Dataset records:
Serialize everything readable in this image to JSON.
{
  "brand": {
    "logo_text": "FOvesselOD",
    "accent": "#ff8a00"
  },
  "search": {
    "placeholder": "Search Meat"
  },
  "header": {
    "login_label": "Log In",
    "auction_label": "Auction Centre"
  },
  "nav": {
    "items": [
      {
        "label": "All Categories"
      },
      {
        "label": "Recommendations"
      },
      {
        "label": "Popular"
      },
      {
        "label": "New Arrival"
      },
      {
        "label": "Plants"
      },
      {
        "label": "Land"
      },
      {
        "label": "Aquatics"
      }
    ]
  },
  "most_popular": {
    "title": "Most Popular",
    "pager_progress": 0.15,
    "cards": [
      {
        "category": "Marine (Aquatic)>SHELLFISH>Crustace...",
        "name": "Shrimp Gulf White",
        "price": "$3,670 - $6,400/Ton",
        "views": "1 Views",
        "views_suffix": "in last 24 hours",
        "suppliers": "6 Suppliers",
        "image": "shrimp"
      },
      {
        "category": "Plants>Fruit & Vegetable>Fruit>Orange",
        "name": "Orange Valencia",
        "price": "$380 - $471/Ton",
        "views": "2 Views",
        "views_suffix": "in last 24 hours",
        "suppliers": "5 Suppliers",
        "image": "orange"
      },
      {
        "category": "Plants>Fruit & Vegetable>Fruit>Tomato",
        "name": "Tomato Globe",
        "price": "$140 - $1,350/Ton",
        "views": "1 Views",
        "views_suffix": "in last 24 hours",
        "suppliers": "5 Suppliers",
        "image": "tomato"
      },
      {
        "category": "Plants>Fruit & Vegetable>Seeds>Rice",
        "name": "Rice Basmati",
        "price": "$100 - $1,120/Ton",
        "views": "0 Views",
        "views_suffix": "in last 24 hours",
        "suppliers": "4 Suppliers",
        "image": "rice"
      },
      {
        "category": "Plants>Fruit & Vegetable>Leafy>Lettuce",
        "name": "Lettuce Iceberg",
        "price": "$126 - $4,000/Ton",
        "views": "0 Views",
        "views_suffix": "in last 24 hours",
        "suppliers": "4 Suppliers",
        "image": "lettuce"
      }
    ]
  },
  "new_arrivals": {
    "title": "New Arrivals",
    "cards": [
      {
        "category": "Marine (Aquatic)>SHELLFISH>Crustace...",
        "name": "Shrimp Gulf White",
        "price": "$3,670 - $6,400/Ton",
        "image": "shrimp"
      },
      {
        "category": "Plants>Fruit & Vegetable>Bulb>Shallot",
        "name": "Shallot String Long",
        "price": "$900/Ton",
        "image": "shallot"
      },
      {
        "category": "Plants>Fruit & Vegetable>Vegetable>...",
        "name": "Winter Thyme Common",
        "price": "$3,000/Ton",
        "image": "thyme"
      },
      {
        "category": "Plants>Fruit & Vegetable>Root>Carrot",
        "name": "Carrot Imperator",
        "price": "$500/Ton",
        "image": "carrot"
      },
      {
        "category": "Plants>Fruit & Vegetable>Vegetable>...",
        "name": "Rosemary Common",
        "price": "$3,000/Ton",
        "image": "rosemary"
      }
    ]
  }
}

__Exercise instructions__.
Write the listing out again, exactly as it reads.

__Answer to the problem__.
Serialize everything readable in this image to JSON.
{
  "brand": {
    "logo_text": "FOvesselOD",
    "accent": "#ff8a00"
  },
  "search": {
    "placeholder": "Search Meat"
  },
  "header": {
    "login_label": "Log In",
    "auction_label": "Auction Centre"
  },
  "nav": {
    "items": [
      {
        "label": "All Categories"
      },
      {
        "label": "Recommendations"
      },
      {
        "label": "Popular"
      },
      {
        "label": "New Arrival"
      },
      {
        "label": "Plants"
      },
      {
        "label": "Land"
      },
      {
        "label": "Aquatics"
      }
    ]
  },
  "most_popular": {
    "title": "Most Popular",
    "pager_progress": 0.15,
    "cards": [
      {
        "category": "Marine (Aquatic)>SHELLFISH>Crustace...",
        "name": "Shrimp Gulf White",
        "price": "$3,670 - $6,400/Ton",
        "views": "1 Views",
        "views_suffix": "in last 24 hours",
        "suppliers": "6 Suppliers",
        "image": "shrimp"
      },
      {
        "category": "Plants>Fruit & Vegetable>Fruit>Orange",
        "name": "Orange Valencia",
        "price": "$380 - $471/Ton",
        "views": "2 Views",
        "views_suffix": "in last 24 hours",
        "suppliers": "5 Suppliers",
        "image": "orange"
      },
      {
        "category": "Plants>Fruit & Vegetable>Fruit>Tomato",
        "name": "Tomato Globe",
        "price": "$140 - $1,350/Ton",
        "views": "1 Views",
        "views_suffix": "in last 24 hours",
        "suppliers": "5 Suppliers",
        "image": "tomato"
      },
      {
        "category": "Plants>Fruit & Vegetable>Seeds>Rice",
        "name": "Rice Basmati",
        "price": "$100 - $1,120/Ton",
        "views": "0 Views",
        "views_suffix": "in last 24 hours",
        "suppliers": "4 Suppliers",
        "image": "rice"
      },
      {
        "category": "Plants>Fruit & Vegetable>Leafy>Lettuce",
        "name": "Lettuce Iceberg",
        "price": "$126 - $4,000/Ton",
        "views": "0 Views",
        "views_suffix": "in last 24 hours",
        "suppliers": "4 Suppliers",
        "image": "lettuce"
      }
    ]
  },
  "new_arrivals": {
    "title": "New Arrivals",
    "cards": [
      {
        "category": "Marine (Aquatic)>SHELLFISH>Crustace...",
        "name": "Shrimp Gulf White",
        "price": "$3,670 - $6,400/Ton",
        "image": "shrimp"
      },
      {
        "category": "Plants>Fruit & Vegetable>Bulb>Shallot",
        "name": "Shallot String Long",
        "price": "$900/Ton",
        "image": "shallot"
      },
      {
        "category": "Plants>Fruit & Vegetable>Vegetable>...",
        "name": "Winter Thyme Common",
        "price": "$3,000/Ton",
        "image": "thyme"
      },
      {
        "category": "Plants>Fruit & Vegetable>Root>Carrot",
        "name": "Carrot Imperator",
        "price": "$500/Ton",
        "image": "carrot"
      },
      {
        "category": "Plants>Fruit & Vegetable>Vegetable>...",
        "name": "Rosemary Common",
        "price": "$3,000/Ton",
        "image": "rosemary"
      }
    ]
  }
}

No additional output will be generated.